# Written exercise
Here are some records; copy every line that holds the word "image".

# Records for this exercise
——————————

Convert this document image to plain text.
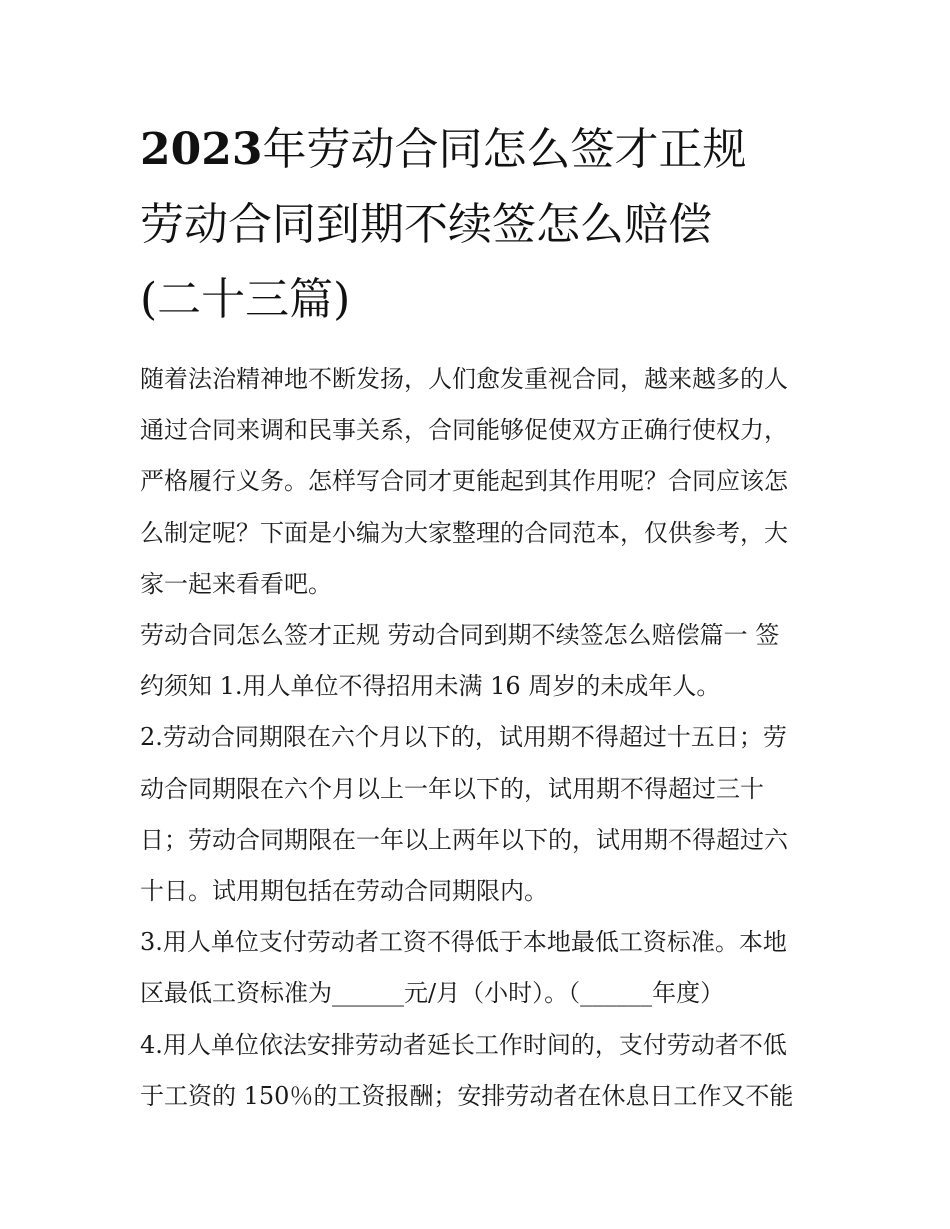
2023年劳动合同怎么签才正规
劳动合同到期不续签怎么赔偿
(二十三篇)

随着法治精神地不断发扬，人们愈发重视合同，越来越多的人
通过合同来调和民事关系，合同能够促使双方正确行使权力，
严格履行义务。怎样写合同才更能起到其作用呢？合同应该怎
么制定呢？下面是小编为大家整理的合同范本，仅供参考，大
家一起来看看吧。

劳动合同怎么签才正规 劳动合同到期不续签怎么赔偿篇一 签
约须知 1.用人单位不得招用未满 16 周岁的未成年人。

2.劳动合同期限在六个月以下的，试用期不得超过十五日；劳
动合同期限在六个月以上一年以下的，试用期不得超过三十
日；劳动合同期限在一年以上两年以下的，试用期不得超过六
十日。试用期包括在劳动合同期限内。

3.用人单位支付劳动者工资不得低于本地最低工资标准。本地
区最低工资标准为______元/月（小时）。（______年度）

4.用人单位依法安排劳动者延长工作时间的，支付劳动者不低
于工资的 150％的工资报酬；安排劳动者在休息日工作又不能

——————————

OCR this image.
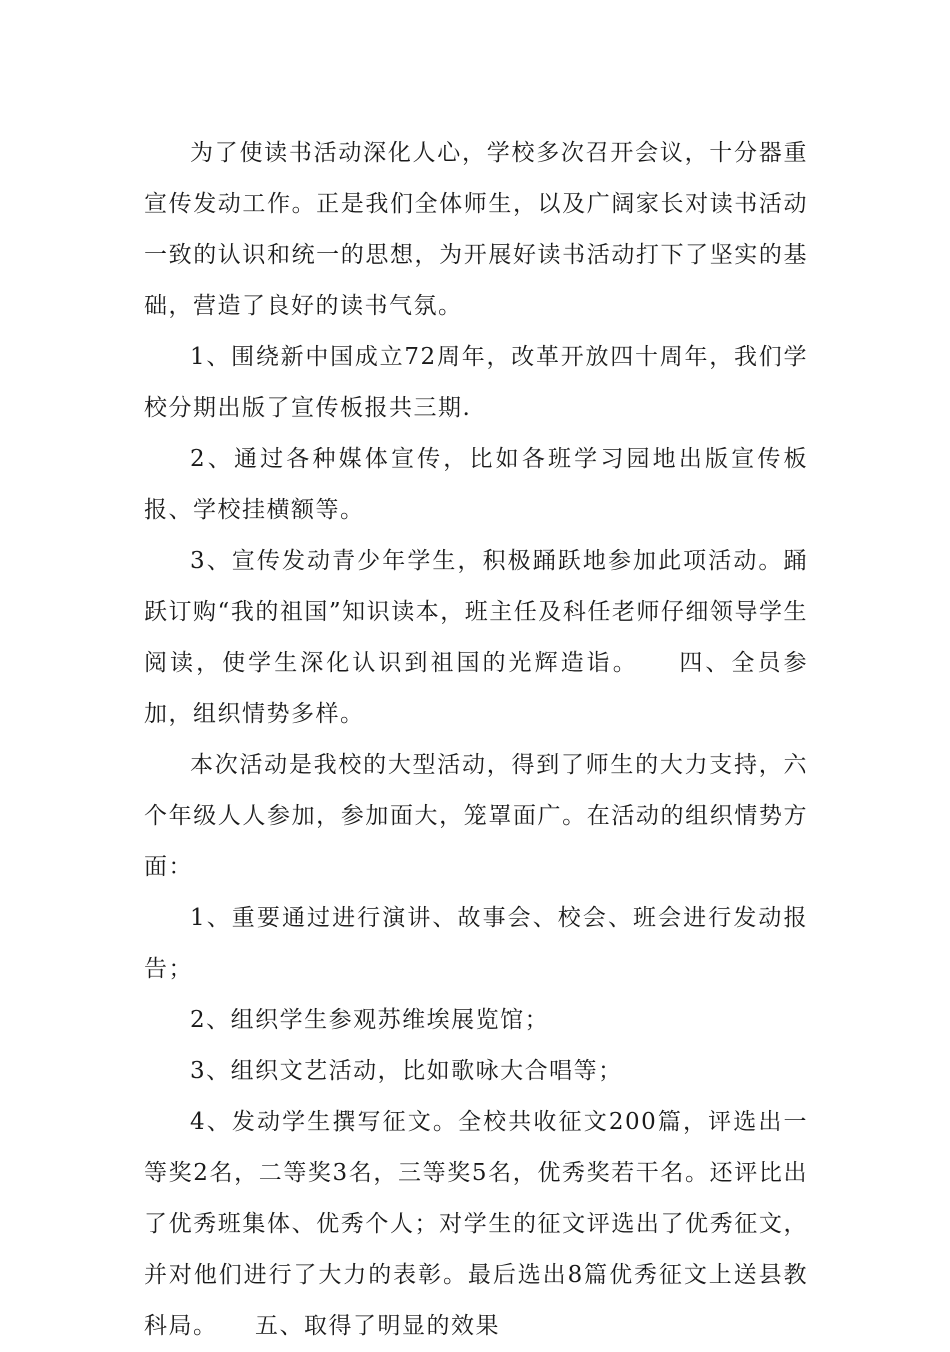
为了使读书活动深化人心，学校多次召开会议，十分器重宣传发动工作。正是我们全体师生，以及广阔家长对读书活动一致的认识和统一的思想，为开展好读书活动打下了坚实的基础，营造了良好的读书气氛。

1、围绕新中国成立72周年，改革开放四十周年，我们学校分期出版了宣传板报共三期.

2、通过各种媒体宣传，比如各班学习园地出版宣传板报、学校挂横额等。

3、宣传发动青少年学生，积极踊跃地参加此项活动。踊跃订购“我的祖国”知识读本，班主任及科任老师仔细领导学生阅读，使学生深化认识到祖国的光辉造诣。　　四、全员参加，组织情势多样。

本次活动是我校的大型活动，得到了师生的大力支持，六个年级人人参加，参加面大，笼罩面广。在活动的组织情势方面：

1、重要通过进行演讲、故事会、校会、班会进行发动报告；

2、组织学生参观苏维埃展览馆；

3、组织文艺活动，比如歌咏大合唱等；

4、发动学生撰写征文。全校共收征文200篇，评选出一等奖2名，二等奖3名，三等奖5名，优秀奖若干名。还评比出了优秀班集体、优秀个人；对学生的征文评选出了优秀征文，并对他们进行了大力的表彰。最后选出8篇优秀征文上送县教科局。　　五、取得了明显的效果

——————————

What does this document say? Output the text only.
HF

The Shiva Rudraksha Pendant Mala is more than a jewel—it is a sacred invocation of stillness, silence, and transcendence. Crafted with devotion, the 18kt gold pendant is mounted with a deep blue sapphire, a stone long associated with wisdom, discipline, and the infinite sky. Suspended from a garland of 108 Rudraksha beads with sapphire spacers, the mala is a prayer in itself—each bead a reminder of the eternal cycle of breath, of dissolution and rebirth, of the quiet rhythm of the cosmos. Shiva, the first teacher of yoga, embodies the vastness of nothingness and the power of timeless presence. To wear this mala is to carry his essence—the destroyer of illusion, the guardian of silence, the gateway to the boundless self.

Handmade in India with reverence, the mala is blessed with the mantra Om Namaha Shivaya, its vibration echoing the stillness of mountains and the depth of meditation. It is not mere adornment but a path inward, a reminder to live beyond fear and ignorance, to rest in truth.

——————————

# Solution to the problem
Convert this document image to plain text.
OCR this image.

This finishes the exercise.